▶ **Brief**: Each entry below must be repeated exactly, with pictures left out.

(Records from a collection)
##############################
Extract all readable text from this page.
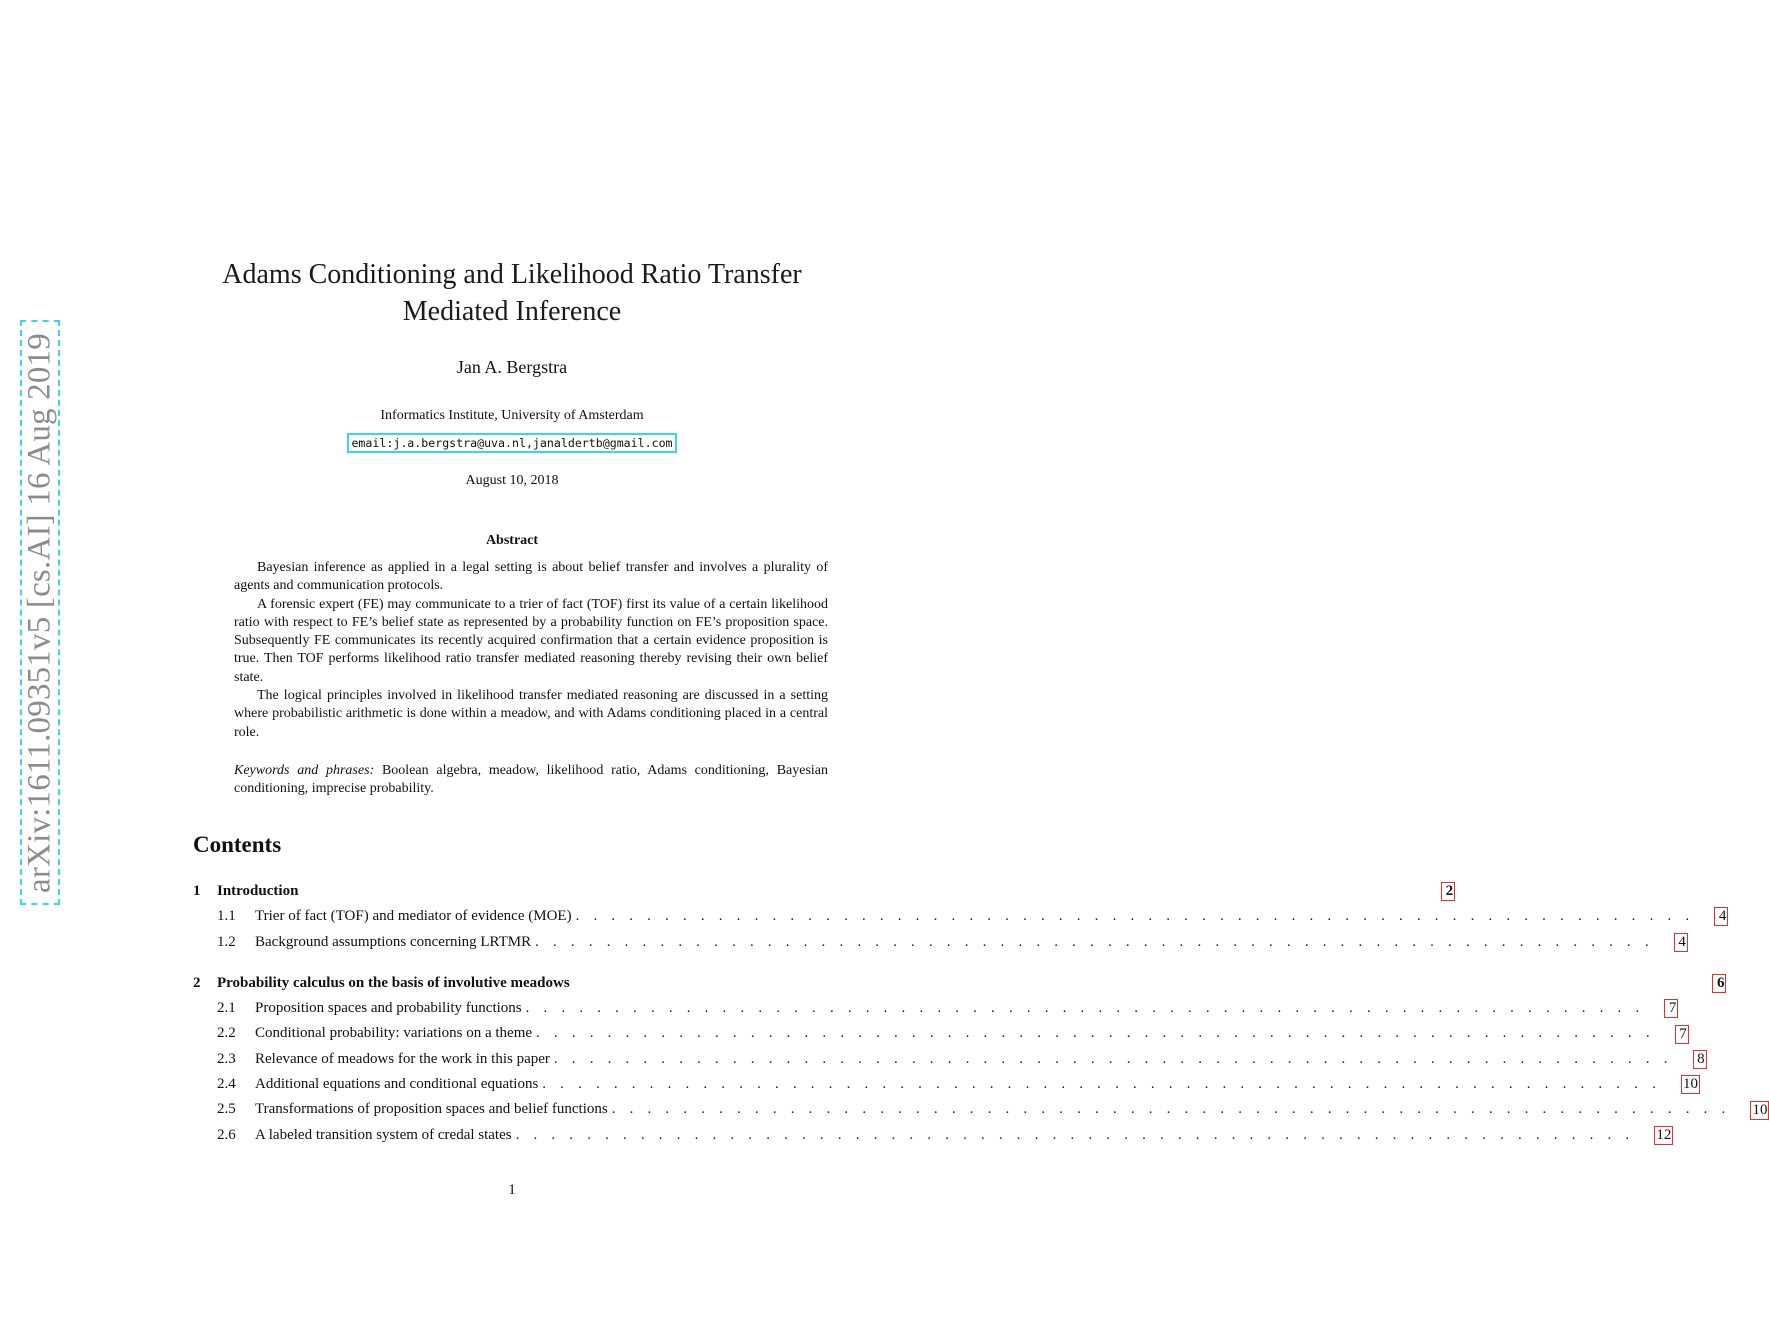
arXiv:1611.09351v5 [cs.AI] 16 Aug 2019
Adams Conditioning and Likelihood Ratio Transfer
Mediated Inference
Jan A. Bergstra
Informatics Institute, University of Amsterdam
email:j.a.bergstra@uva.nl,janaldertb@gmail.com
August 10, 2018
Abstract

Bayesian inference as applied in a legal setting is about belief transfer and involves a plurality of agents and communication protocols.

A forensic expert (FE) may communicate to a trier of fact (TOF) first its value of a certain likelihood ratio with respect to FE’s belief state as represented by a probability function on FE’s proposition space. Subsequently FE communicates its recently acquired confirmation that a certain evidence proposition is true. Then TOF performs likelihood ratio transfer mediated reasoning thereby revising their own belief state.

The logical principles involved in likelihood transfer mediated reasoning are discussed in a setting where probabilistic arithmetic is done within a meadow, and with Adams conditioning placed in a central role.

Keywords and phrases: Boolean algebra, meadow, likelihood ratio, Adams conditioning, Bayesian conditioning, imprecise probability.
Contents
1	Introduction	2
1.1	Trier of fact (TOF) and mediator of evidence (MOE) . . . . . . . . . . . . . . . . . . . . . . . . . . . . . . . . . . . . . . . . . . . . . . . . . . . . . . . . . . . . . . .	4
1.2	Background assumptions concerning LRTMR . . . . . . . . . . . . . . . . . . . . . . . . . . . . . . . . . . . . . . . . . . . . . . . . . . . . . . . . . . . . . . .	4
2	Probability calculus on the basis of involutive meadows	6
2.1	Proposition spaces and probability functions . . . . . . . . . . . . . . . . . . . . . . . . . . . . . . . . . . . . . . . . . . . . . . . . . . . . . . . . . . . . . . .	7
2.2	Conditional probability: variations on a theme . . . . . . . . . . . . . . . . . . . . . . . . . . . . . . . . . . . . . . . . . . . . . . . . . . . . . . . . . . . . . . .	7
2.3	Relevance of meadows for the work in this paper . . . . . . . . . . . . . . . . . . . . . . . . . . . . . . . . . . . . . . . . . . . . . . . . . . . . . . . . . . . . . . .	8
2.4	Additional equations and conditional equations . . . . . . . . . . . . . . . . . . . . . . . . . . . . . . . . . . . . . . . . . . . . . . . . . . . . . . . . . . . . . . .	10
2.5	Transformations of proposition spaces and belief functions . . . . . . . . . . . . . . . . . . . . . . . . . . . . . . . . . . . . . . . . . . . . . . . . . . . . . . . . . . . . . . .	10
2.6	A labeled transition system of credal states . . . . . . . . . . . . . . . . . . . . . . . . . . . . . . . . . . . . . . . . . . . . . . . . . . . . . . . . . . . . . . .	12
1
##############################
▶ **Answer below**:
Extract all readable text from this page.
arXiv:1611.09351v5 [cs.AI] 16 Aug 2019
Adams Conditioning and Likelihood Ratio Transfer
Mediated Inference
Jan A. Bergstra
Informatics Institute, University of Amsterdam
email:j.a.bergstra@uva.nl,janaldertb@gmail.com
August 10, 2018
Abstract

Bayesian inference as applied in a legal setting is about belief transfer and involves a plurality of agents and communication protocols.

A forensic expert (FE) may communicate to a trier of fact (TOF) first its value of a certain likelihood ratio with respect to FE’s belief state as represented by a probability function on FE’s proposition space. Subsequently FE communicates its recently acquired confirmation that a certain evidence proposition is true. Then TOF performs likelihood ratio transfer mediated reasoning thereby revising their own belief state.

The logical principles involved in likelihood transfer mediated reasoning are discussed in a setting where probabilistic arithmetic is done within a meadow, and with Adams conditioning placed in a central role.

Keywords and phrases: Boolean algebra, meadow, likelihood ratio, Adams conditioning, Bayesian conditioning, imprecise probability.
Contents
1	Introduction	2
1.1	Trier of fact (TOF) and mediator of evidence (MOE) . . . . . . . . . . . . . . . . . . . . . . . . . . . . . . . . . . . . . . . . . . . . . . . . . . . . . . . . . . . . . . .	4
1.2	Background assumptions concerning LRTMR . . . . . . . . . . . . . . . . . . . . . . . . . . . . . . . . . . . . . . . . . . . . . . . . . . . . . . . . . . . . . . .	4
2	Probability calculus on the basis of involutive meadows	6
2.1	Proposition spaces and probability functions . . . . . . . . . . . . . . . . . . . . . . . . . . . . . . . . . . . . . . . . . . . . . . . . . . . . . . . . . . . . . . .	7
2.2	Conditional probability: variations on a theme . . . . . . . . . . . . . . . . . . . . . . . . . . . . . . . . . . . . . . . . . . . . . . . . . . . . . . . . . . . . . . .	7
2.3	Relevance of meadows for the work in this paper . . . . . . . . . . . . . . . . . . . . . . . . . . . . . . . . . . . . . . . . . . . . . . . . . . . . . . . . . . . . . . .	8
2.4	Additional equations and conditional equations . . . . . . . . . . . . . . . . . . . . . . . . . . . . . . . . . . . . . . . . . . . . . . . . . . . . . . . . . . . . . . .	10
2.5	Transformations of proposition spaces and belief functions . . . . . . . . . . . . . . . . . . . . . . . . . . . . . . . . . . . . . . . . . . . . . . . . . . . . . . . . . . . . . . .	10
2.6	A labeled transition system of credal states . . . . . . . . . . . . . . . . . . . . . . . . . . . . . . . . . . . . . . . . . . . . . . . . . . . . . . . . . . . . . . .	12
1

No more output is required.